Bégué himself visited de Gaulle's headquarters, was not very favourably impressed with what he saw, and declined to take an oath of personal allegiance to the general. Together with a group of some twenty other Frenchmen he enlisted in the British forces, an oath of allegiance to the symbol of the crown seeming a more acceptable commitment than the personal one demanded by de Gaulle.

Bégué was at first enrolled as a private soldier in the Royal Corps of Signals, but his expert knowledge of radio was placed on record, and before long he was called for an interview at one of the war Office rooms used by SOE as cover. Here he was confronted by Thomas Cadett, one the pioneer figures in SOE's F Section, who was known to the British publicas the BBC's Paris correspondent. Bégué agreed with little hesitation to Cadett's suggestion that he should be dropped into France to provide a radio link. The only proviso he made was that his mission should serve some useful purpose.

The training Bégué received was inevitably much sketchier than that given to agents who went in later. His radio set was cumbersome and not very convincingly disguised in a suitcase. The ration cards he took with him were, he was to discover, not valid. By way of contacts he was given simply the name and address of Max Hymans, a former Socialist member of the Chamber of Deputies, who was known to officials of F Section, and some personal messages which he had to memorize carefully.

Bégué was dropped some ten miles from the landing point chosen. He came down in a ploughed field, where he spent most of the rest of the night, yet as he looked up at the moon and silvery clouds he decided he had just made the best journey of his life. Lugging the heavy suitcase containing his radio, he made his way to a hotel, which was just inside the unoccupied zone and where a maid gave him some valid bread coupons. After making a number of enquiries he reached the house whose address he had been given in London, only to find that Hymans was away from home.

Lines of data
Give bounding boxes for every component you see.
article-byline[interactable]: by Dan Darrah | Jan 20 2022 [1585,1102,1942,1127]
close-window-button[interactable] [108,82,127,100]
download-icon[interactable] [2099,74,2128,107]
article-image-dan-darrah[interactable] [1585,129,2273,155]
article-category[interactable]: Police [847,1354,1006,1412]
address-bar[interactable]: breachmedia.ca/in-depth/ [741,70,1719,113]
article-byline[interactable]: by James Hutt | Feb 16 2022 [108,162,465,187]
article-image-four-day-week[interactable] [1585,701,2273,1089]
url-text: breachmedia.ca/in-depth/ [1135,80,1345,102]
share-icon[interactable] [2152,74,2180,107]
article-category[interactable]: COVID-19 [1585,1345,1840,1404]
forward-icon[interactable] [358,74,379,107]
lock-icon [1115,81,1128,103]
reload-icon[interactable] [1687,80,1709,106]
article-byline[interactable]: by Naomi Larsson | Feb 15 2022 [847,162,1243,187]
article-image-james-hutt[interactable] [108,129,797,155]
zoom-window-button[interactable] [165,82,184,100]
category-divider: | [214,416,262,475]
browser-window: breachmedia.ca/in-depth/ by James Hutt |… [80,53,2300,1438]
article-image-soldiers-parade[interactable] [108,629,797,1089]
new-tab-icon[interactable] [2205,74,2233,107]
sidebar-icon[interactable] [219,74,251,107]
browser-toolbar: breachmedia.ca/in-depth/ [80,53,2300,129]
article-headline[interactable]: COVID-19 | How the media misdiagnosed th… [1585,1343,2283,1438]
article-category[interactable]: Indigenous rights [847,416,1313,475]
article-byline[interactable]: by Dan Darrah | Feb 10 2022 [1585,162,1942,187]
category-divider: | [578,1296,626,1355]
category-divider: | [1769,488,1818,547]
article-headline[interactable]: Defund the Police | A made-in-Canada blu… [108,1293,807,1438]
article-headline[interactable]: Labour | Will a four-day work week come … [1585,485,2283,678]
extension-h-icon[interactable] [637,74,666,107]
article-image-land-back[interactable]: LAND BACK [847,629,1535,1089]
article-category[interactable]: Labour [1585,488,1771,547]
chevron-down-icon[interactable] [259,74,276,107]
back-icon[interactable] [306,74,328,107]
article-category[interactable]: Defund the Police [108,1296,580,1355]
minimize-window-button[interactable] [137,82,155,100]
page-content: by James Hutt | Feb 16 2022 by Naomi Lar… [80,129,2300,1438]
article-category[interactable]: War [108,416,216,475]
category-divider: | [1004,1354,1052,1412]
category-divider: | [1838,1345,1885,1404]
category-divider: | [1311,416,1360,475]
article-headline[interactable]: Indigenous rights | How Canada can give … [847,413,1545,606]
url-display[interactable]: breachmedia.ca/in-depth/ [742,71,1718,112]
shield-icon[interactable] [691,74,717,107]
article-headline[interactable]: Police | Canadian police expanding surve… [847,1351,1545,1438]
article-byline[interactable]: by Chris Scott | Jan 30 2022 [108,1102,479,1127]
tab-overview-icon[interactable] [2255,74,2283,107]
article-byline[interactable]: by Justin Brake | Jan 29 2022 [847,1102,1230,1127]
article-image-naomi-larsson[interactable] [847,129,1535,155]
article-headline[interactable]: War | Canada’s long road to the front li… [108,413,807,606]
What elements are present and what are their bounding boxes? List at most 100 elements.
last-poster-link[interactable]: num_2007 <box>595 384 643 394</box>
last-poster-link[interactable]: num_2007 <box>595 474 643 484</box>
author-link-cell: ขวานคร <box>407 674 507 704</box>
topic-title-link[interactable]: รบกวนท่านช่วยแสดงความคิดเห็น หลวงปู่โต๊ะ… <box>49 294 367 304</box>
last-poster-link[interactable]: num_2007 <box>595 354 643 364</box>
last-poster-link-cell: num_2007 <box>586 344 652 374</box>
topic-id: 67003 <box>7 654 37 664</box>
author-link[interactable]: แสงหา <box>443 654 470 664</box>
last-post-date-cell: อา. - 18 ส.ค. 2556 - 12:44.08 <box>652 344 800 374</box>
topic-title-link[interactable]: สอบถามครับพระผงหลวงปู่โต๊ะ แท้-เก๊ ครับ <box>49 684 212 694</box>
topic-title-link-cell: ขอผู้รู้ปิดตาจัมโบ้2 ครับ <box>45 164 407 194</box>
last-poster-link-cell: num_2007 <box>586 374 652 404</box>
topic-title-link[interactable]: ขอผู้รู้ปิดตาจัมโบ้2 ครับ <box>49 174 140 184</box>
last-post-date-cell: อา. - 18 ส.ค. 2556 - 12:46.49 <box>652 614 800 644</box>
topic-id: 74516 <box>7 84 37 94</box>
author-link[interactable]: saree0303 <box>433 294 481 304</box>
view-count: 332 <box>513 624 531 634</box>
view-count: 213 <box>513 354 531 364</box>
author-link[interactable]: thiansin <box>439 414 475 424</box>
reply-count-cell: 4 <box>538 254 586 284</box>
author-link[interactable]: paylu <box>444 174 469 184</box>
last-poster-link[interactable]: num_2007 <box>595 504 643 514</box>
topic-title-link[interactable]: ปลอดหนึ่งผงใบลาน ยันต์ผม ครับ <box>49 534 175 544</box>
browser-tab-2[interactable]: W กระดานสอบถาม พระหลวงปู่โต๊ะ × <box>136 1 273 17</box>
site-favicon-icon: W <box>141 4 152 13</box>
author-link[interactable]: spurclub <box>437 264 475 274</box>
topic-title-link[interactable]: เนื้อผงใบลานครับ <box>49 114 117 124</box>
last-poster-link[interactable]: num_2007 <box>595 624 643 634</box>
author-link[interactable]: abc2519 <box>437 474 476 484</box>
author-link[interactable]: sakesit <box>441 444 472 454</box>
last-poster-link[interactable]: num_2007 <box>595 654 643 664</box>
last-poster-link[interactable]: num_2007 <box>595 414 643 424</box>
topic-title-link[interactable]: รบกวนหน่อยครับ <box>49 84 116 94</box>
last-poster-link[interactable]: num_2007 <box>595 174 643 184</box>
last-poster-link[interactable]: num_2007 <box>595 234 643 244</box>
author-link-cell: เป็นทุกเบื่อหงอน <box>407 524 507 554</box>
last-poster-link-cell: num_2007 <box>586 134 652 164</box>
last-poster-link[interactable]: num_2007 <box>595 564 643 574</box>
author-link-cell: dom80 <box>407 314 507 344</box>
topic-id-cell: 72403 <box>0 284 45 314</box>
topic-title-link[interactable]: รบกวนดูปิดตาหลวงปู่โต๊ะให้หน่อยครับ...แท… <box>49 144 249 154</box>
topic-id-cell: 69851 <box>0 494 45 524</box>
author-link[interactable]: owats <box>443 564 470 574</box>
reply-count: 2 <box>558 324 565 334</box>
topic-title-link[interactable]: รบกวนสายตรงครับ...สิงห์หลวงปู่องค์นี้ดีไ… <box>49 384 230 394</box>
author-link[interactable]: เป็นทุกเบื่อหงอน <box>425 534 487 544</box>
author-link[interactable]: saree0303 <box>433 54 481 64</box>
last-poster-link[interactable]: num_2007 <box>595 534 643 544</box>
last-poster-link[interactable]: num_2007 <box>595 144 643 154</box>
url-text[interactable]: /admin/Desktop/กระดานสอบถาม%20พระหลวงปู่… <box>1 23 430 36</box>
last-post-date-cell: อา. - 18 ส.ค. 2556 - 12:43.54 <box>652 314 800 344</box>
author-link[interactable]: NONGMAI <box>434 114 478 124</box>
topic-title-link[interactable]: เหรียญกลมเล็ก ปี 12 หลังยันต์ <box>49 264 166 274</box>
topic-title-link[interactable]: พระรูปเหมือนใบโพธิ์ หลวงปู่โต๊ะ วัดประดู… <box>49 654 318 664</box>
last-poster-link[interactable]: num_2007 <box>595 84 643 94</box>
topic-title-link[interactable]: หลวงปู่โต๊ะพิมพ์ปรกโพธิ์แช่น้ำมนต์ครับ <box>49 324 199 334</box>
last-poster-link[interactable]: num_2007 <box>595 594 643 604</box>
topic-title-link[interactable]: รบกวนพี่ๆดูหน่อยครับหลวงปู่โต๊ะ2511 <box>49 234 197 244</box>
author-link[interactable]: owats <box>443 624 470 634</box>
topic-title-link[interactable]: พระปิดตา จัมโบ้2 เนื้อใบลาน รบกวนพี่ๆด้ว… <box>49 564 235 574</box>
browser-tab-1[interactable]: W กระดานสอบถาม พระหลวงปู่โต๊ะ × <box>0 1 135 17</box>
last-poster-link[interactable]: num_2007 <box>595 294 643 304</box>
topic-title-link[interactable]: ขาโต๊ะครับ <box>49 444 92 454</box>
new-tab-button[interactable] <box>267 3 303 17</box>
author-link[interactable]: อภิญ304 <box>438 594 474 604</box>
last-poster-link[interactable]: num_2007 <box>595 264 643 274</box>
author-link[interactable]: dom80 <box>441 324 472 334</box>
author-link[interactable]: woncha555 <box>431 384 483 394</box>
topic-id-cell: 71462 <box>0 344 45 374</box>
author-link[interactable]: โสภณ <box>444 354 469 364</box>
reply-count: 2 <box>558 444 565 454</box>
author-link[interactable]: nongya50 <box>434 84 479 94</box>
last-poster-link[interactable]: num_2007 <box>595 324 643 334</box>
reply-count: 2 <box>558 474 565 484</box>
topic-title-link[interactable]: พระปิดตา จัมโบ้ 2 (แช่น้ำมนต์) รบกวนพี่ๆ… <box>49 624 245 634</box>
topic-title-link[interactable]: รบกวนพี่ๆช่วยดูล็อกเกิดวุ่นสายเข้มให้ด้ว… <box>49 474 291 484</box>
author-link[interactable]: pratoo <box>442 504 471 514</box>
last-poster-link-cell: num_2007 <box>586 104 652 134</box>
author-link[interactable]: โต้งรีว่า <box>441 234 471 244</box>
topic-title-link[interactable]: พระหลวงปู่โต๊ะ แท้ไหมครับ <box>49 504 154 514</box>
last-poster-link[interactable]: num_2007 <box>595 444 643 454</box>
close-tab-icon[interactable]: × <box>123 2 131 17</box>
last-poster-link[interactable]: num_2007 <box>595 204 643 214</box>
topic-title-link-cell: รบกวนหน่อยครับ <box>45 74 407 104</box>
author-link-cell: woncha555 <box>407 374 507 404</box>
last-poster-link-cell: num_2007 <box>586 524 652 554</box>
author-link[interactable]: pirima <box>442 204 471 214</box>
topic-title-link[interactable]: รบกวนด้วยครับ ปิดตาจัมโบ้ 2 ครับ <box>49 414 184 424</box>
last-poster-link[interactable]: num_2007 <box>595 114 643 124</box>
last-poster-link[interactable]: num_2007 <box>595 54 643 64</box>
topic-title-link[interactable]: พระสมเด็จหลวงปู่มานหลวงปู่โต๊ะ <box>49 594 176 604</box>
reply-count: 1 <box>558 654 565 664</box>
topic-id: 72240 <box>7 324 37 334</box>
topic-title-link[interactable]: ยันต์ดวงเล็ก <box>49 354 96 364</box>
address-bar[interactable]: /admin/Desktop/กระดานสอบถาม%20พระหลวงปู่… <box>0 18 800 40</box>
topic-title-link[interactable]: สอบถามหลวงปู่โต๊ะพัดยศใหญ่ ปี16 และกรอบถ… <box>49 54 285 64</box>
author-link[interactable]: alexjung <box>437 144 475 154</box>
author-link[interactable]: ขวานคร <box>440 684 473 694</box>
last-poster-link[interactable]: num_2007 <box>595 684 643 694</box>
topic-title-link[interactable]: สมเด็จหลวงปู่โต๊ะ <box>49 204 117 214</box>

• _Written instruction A_
Answer these questions from the passage on Bégué:
(i) In which corps was Bégué first enrolled as a private soldier?
(ii) Whose name and address was Bégué given as his contact?
(iii) How far from the chosen landing point was Bégué dropped?
• _Written instruction B_
Write the next part of the passage on Bégué, starting after its final sentence.

• _Output A_
(i) The Royal Corps of Signals
(ii) Max Hymans
(iii) Some ten miles

• _Output B_
He had therefore to return later. When he did so he repeated the messages he had memorized, satisfied Hymans of his bona fides, and was put in touch first with a chemist and then with a garage-owner. Through these contacts he found a room where he could establish his radio set and the long aerial it needed, and so was able to transmit the first radio message sent to SOE from France.

The radio contact which Bégué established allowed prepared parachute drops to be made, but the maintenance of communications was, for him, continually hazardous. The Germans were quick to exploit the use of detector vans for locating sets which were transmitting. As the resistance organizations grew, radio operators were able to transmit from a number of different sets placed in different houses, and the smaller the sets became the easier they were to conceal when a raid did take place. Bégué had none of these advantages, and he had the added problem of continually having to repair his set without access to suitable spare parts.

To reduce radio traffic Bégué suggested that the BBC should broadcase en clair certain prearranged phrases which would indicate to him that a parachute drop would or would not take place or other information of importance. He thereby became one of the originators of a system with would later have widespread application. In time it was even used to inform SOE agents who had left pregnant wives behind of the sex of the children born while they were on operational duty in enemy-occupied territory.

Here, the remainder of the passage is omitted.